■ Problem: Report every line in the listing below where the string "Amarantus" shows up.

#### Material supplied ####

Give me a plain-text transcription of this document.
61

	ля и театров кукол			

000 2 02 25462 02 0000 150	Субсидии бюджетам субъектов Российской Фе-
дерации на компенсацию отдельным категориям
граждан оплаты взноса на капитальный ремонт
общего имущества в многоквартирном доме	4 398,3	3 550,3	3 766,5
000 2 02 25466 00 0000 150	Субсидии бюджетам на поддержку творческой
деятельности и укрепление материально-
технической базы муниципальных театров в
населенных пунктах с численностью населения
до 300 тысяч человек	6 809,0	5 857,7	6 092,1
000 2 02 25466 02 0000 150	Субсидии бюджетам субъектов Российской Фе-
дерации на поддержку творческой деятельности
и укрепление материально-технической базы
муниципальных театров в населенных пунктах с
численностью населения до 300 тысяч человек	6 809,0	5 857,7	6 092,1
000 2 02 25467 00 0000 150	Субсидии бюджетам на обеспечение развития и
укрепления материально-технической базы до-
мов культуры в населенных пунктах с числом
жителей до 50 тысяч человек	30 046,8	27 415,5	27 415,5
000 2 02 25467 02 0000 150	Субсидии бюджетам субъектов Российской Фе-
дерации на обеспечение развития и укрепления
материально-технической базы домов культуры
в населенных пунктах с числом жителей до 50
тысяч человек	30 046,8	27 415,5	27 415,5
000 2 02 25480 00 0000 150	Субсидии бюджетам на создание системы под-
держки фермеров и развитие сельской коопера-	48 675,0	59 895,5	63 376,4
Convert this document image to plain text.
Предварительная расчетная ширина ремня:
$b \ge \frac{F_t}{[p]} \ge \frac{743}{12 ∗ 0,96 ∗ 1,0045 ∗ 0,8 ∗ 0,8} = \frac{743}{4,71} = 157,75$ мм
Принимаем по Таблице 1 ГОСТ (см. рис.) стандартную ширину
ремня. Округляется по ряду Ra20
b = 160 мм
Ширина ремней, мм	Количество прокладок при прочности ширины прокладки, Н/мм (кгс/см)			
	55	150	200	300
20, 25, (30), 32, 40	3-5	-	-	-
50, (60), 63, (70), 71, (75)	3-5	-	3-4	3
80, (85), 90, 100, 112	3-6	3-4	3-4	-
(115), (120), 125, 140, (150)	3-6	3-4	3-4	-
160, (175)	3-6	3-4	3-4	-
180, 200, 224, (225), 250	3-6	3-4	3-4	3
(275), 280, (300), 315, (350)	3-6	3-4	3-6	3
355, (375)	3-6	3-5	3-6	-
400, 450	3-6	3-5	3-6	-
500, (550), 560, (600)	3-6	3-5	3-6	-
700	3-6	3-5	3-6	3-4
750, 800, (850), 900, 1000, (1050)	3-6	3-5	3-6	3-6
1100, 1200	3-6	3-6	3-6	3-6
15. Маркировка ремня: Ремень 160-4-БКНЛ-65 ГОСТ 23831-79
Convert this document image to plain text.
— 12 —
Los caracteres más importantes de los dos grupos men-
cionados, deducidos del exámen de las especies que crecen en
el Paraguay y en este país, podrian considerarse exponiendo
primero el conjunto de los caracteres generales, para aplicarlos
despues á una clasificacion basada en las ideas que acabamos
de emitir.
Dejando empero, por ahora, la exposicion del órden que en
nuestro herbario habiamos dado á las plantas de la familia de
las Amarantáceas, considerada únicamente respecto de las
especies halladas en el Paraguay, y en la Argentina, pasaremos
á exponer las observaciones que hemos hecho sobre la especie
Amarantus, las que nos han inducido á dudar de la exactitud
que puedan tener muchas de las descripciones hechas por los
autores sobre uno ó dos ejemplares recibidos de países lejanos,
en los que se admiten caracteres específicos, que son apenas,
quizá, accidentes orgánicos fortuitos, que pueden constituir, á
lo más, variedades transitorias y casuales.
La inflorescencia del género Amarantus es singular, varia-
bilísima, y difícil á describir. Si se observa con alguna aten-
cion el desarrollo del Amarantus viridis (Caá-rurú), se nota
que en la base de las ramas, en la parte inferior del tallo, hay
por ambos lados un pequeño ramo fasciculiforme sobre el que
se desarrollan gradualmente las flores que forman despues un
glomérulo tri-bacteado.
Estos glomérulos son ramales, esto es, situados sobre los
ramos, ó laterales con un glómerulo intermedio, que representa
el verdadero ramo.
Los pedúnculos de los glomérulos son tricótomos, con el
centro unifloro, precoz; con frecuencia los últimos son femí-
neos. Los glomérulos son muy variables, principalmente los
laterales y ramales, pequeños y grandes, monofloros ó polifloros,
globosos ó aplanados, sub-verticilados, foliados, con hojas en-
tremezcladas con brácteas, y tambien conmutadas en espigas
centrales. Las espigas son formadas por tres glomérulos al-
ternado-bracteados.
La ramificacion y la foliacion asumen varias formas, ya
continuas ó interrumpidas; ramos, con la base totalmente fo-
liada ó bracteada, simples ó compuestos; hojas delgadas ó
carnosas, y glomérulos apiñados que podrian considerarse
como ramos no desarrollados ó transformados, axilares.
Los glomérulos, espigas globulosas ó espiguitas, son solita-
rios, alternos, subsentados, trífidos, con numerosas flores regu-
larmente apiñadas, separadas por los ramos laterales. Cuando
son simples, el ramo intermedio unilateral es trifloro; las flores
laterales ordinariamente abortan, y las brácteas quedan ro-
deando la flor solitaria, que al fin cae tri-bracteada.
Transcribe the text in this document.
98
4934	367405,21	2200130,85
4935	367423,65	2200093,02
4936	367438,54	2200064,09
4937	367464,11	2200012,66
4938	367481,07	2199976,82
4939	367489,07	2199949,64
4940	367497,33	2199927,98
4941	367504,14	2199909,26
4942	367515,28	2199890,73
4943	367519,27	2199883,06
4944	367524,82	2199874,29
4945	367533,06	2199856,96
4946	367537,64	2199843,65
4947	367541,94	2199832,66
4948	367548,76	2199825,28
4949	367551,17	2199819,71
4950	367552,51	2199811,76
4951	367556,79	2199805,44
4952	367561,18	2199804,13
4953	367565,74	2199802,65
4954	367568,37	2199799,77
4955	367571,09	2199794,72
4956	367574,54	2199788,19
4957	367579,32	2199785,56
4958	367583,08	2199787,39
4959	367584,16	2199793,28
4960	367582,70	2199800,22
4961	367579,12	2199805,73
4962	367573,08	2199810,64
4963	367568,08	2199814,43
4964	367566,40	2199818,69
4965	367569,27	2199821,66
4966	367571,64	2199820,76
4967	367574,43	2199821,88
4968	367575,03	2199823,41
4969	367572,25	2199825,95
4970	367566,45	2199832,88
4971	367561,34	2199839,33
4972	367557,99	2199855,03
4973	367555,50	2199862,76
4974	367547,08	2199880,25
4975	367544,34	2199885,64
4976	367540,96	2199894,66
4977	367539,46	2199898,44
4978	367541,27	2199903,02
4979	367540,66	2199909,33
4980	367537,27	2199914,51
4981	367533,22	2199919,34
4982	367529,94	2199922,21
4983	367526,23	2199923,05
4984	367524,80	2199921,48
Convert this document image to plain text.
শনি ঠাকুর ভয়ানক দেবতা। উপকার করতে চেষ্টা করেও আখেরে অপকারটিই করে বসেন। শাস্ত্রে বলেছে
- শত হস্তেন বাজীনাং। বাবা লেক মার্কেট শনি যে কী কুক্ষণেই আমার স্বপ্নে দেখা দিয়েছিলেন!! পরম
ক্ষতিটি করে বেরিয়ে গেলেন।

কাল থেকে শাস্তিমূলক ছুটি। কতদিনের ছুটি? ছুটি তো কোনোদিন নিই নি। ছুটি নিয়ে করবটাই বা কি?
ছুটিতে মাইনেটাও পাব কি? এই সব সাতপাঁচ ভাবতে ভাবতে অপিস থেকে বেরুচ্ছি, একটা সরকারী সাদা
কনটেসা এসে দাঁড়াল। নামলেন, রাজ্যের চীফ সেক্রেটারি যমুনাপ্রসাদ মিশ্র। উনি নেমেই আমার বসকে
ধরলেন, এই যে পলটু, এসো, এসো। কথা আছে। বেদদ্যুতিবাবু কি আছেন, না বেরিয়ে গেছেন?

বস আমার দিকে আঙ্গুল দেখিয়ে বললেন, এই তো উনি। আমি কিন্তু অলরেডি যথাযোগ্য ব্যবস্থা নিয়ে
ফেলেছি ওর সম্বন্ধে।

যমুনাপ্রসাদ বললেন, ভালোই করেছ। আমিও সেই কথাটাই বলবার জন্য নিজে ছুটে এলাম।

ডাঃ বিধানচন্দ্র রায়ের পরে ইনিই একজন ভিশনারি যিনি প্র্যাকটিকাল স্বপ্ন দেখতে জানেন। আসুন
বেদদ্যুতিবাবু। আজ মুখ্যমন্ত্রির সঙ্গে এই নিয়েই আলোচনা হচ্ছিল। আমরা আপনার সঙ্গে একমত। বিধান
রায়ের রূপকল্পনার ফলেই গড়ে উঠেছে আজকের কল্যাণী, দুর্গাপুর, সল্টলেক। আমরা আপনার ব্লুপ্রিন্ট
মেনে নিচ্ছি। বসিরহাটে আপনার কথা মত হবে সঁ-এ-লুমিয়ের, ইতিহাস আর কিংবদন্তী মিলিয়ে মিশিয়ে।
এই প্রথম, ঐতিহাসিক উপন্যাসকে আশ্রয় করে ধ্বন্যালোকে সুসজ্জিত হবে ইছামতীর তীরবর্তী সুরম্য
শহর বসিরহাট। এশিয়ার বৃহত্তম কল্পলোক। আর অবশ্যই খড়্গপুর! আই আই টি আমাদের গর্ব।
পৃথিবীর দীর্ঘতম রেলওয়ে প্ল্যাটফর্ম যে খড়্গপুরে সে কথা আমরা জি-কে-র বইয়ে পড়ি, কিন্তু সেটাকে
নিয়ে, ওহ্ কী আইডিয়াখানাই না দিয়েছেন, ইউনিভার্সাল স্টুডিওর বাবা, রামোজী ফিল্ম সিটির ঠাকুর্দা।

####

■ Written reply:
Amarantus, las que nos han inducido á dudar de la exactitud
La inflorescencia del género Amarantus es singular, varia-
cion el desarrollo del Amarantus viridis (Caá-rurú), se nota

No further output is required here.